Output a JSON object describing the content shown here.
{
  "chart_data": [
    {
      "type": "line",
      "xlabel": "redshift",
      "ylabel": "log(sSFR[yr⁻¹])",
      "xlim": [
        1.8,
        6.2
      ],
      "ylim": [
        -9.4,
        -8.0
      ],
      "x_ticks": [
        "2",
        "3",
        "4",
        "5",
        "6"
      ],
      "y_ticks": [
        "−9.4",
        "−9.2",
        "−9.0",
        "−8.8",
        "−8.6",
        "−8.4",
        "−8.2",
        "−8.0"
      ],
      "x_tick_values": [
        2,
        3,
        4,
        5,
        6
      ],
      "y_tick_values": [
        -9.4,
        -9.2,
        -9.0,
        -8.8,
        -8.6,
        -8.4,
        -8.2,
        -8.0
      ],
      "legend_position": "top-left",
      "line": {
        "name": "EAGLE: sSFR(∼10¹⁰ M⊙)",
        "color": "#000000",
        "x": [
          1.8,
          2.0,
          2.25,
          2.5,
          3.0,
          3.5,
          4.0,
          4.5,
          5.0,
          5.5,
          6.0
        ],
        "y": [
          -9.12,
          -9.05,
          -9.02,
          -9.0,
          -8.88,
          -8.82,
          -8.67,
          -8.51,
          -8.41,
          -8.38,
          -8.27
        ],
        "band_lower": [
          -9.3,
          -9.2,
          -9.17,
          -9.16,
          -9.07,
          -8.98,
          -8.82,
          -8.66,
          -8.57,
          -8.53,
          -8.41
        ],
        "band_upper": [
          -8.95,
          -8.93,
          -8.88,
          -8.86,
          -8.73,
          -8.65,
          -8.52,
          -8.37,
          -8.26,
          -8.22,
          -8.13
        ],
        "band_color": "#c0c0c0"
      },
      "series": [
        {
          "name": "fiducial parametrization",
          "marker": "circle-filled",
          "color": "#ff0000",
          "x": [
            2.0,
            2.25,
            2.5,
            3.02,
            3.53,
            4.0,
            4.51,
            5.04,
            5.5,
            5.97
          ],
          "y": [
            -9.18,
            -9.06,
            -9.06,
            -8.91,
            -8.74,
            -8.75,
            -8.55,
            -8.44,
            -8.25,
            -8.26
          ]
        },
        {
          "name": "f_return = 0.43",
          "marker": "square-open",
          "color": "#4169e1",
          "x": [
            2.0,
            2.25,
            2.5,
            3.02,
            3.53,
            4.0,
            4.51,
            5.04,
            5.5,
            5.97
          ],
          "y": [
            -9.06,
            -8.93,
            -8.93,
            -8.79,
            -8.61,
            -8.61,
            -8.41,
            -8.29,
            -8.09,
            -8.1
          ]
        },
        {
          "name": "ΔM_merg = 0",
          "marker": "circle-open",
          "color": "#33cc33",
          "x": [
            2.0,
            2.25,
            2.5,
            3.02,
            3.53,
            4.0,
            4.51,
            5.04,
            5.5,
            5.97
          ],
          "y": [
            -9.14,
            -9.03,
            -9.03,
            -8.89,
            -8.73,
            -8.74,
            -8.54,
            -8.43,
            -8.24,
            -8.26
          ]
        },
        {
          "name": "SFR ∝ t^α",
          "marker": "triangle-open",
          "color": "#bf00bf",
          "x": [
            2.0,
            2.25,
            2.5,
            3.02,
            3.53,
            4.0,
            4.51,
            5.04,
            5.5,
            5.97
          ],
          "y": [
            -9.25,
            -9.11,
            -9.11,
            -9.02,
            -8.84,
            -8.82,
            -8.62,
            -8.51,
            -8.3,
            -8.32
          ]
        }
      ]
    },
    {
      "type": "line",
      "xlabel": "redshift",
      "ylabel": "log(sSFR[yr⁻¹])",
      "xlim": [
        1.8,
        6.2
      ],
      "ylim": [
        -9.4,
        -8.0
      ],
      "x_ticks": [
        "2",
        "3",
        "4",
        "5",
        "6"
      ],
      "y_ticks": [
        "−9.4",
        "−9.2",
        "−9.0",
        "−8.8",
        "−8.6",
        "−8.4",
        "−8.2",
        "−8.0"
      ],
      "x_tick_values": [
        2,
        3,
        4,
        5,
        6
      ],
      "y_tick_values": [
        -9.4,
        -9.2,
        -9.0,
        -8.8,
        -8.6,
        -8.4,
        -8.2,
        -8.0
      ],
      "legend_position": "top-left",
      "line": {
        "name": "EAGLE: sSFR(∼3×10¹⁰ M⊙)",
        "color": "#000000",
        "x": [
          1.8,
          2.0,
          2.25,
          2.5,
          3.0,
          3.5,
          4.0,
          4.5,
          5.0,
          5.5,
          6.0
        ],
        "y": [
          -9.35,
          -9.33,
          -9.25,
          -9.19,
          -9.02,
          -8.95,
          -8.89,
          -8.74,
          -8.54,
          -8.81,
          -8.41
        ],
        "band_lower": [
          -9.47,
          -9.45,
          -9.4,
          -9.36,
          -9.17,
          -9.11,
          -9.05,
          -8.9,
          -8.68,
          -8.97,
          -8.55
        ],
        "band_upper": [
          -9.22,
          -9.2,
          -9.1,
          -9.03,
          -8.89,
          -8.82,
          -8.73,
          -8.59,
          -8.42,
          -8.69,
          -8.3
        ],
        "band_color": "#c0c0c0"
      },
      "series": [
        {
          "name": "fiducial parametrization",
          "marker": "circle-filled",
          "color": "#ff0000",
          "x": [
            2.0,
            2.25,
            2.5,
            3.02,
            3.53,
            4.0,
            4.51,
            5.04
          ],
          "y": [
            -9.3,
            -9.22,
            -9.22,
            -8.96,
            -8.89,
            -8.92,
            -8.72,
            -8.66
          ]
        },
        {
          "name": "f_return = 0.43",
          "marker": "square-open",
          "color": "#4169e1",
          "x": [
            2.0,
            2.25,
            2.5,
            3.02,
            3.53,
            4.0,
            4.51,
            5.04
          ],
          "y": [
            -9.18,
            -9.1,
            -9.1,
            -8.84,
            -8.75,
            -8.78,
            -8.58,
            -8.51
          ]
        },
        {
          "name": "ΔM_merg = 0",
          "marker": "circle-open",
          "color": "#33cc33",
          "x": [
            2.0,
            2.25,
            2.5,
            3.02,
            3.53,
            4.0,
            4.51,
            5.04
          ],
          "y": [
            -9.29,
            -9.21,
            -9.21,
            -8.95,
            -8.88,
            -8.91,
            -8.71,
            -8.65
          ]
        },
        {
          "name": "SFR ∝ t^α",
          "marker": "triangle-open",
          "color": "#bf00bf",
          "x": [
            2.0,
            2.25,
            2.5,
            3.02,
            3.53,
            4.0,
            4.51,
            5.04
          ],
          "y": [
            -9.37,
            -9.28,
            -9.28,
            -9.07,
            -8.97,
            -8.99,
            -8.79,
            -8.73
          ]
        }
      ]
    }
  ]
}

------------------------------------------------------------

- _Work required_
Write down the full listing again, exactly.

- _Expected answer_
Output a JSON object describing the content shown here.
{
  "chart_data": [
    {
      "type": "line",
      "xlabel": "redshift",
      "ylabel": "log(sSFR[yr⁻¹])",
      "xlim": [
        1.8,
        6.2
      ],
      "ylim": [
        -9.4,
        -8.0
      ],
      "x_ticks": [
        "2",
        "3",
        "4",
        "5",
        "6"
      ],
      "y_ticks": [
        "−9.4",
        "−9.2",
        "−9.0",
        "−8.8",
        "−8.6",
        "−8.4",
        "−8.2",
        "−8.0"
      ],
      "x_tick_values": [
        2,
        3,
        4,
        5,
        6
      ],
      "y_tick_values": [
        -9.4,
        -9.2,
        -9.0,
        -8.8,
        -8.6,
        -8.4,
        -8.2,
        -8.0
      ],
      "legend_position": "top-left",
      "line": {
        "name": "EAGLE: sSFR(∼10¹⁰ M⊙)",
        "color": "#000000",
        "x": [
          1.8,
          2.0,
          2.25,
          2.5,
          3.0,
          3.5,
          4.0,
          4.5,
          5.0,
          5.5,
          6.0
        ],
        "y": [
          -9.12,
          -9.05,
          -9.02,
          -9.0,
          -8.88,
          -8.82,
          -8.67,
          -8.51,
          -8.41,
          -8.38,
          -8.27
        ],
        "band_lower": [
          -9.3,
          -9.2,
          -9.17,
          -9.16,
          -9.07,
          -8.98,
          -8.82,
          -8.66,
          -8.57,
          -8.53,
          -8.41
        ],
        "band_upper": [
          -8.95,
          -8.93,
          -8.88,
          -8.86,
          -8.73,
          -8.65,
          -8.52,
          -8.37,
          -8.26,
          -8.22,
          -8.13
        ],
        "band_color": "#c0c0c0"
      },
      "series": [
        {
          "name": "fiducial parametrization",
          "marker": "circle-filled",
          "color": "#ff0000",
          "x": [
            2.0,
            2.25,
            2.5,
            3.02,
            3.53,
            4.0,
            4.51,
            5.04,
            5.5,
            5.97
          ],
          "y": [
            -9.18,
            -9.06,
            -9.06,
            -8.91,
            -8.74,
            -8.75,
            -8.55,
            -8.44,
            -8.25,
            -8.26
          ]
        },
        {
          "name": "f_return = 0.43",
          "marker": "square-open",
          "color": "#4169e1",
          "x": [
            2.0,
            2.25,
            2.5,
            3.02,
            3.53,
            4.0,
            4.51,
            5.04,
            5.5,
            5.97
          ],
          "y": [
            -9.06,
            -8.93,
            -8.93,
            -8.79,
            -8.61,
            -8.61,
            -8.41,
            -8.29,
            -8.09,
            -8.1
          ]
        },
        {
          "name": "ΔM_merg = 0",
          "marker": "circle-open",
          "color": "#33cc33",
          "x": [
            2.0,
            2.25,
            2.5,
            3.02,
            3.53,
            4.0,
            4.51,
            5.04,
            5.5,
            5.97
          ],
          "y": [
            -9.14,
            -9.03,
            -9.03,
            -8.89,
            -8.73,
            -8.74,
            -8.54,
            -8.43,
            -8.24,
            -8.26
          ]
        },
        {
          "name": "SFR ∝ t^α",
          "marker": "triangle-open",
          "color": "#bf00bf",
          "x": [
            2.0,
            2.25,
            2.5,
            3.02,
            3.53,
            4.0,
            4.51,
            5.04,
            5.5,
            5.97
          ],
          "y": [
            -9.25,
            -9.11,
            -9.11,
            -9.02,
            -8.84,
            -8.82,
            -8.62,
            -8.51,
            -8.3,
            -8.32
          ]
        }
      ]
    },
    {
      "type": "line",
      "xlabel": "redshift",
      "ylabel": "log(sSFR[yr⁻¹])",
      "xlim": [
        1.8,
        6.2
      ],
      "ylim": [
        -9.4,
        -8.0
      ],
      "x_ticks": [
        "2",
        "3",
        "4",
        "5",
        "6"
      ],
      "y_ticks": [
        "−9.4",
        "−9.2",
        "−9.0",
        "−8.8",
        "−8.6",
        "−8.4",
        "−8.2",
        "−8.0"
      ],
      "x_tick_values": [
        2,
        3,
        4,
        5,
        6
      ],
      "y_tick_values": [
        -9.4,
        -9.2,
        -9.0,
        -8.8,
        -8.6,
        -8.4,
        -8.2,
        -8.0
      ],
      "legend_position": "top-left",
      "line": {
        "name": "EAGLE: sSFR(∼3×10¹⁰ M⊙)",
        "color": "#000000",
        "x": [
          1.8,
          2.0,
          2.25,
          2.5,
          3.0,
          3.5,
          4.0,
          4.5,
          5.0,
          5.5,
          6.0
        ],
        "y": [
          -9.35,
          -9.33,
          -9.25,
          -9.19,
          -9.02,
          -8.95,
          -8.89,
          -8.74,
          -8.54,
          -8.81,
          -8.41
        ],
        "band_lower": [
          -9.47,
          -9.45,
          -9.4,
          -9.36,
          -9.17,
          -9.11,
          -9.05,
          -8.9,
          -8.68,
          -8.97,
          -8.55
        ],
        "band_upper": [
          -9.22,
          -9.2,
          -9.1,
          -9.03,
          -8.89,
          -8.82,
          -8.73,
          -8.59,
          -8.42,
          -8.69,
          -8.3
        ],
        "band_color": "#c0c0c0"
      },
      "series": [
        {
          "name": "fiducial parametrization",
          "marker": "circle-filled",
          "color": "#ff0000",
          "x": [
            2.0,
            2.25,
            2.5,
            3.02,
            3.53,
            4.0,
            4.51,
            5.04
          ],
          "y": [
            -9.3,
            -9.22,
            -9.22,
            -8.96,
            -8.89,
            -8.92,
            -8.72,
            -8.66
          ]
        },
        {
          "name": "f_return = 0.43",
          "marker": "square-open",
          "color": "#4169e1",
          "x": [
            2.0,
            2.25,
            2.5,
            3.02,
            3.53,
            4.0,
            4.51,
            5.04
          ],
          "y": [
            -9.18,
            -9.1,
            -9.1,
            -8.84,
            -8.75,
            -8.78,
            -8.58,
            -8.51
          ]
        },
        {
          "name": "ΔM_merg = 0",
          "marker": "circle-open",
          "color": "#33cc33",
          "x": [
            2.0,
            2.25,
            2.5,
            3.02,
            3.53,
            4.0,
            4.51,
            5.04
          ],
          "y": [
            -9.29,
            -9.21,
            -9.21,
            -8.95,
            -8.88,
            -8.91,
            -8.71,
            -8.65
          ]
        },
        {
          "name": "SFR ∝ t^α",
          "marker": "triangle-open",
          "color": "#bf00bf",
          "x": [
            2.0,
            2.25,
            2.5,
            3.02,
            3.53,
            4.0,
            4.51,
            5.04
          ],
          "y": [
            -9.37,
            -9.28,
            -9.28,
            -9.07,
            -8.97,
            -8.99,
            -8.79,
            -8.73
          ]
        }
      ]
    }
  ]
}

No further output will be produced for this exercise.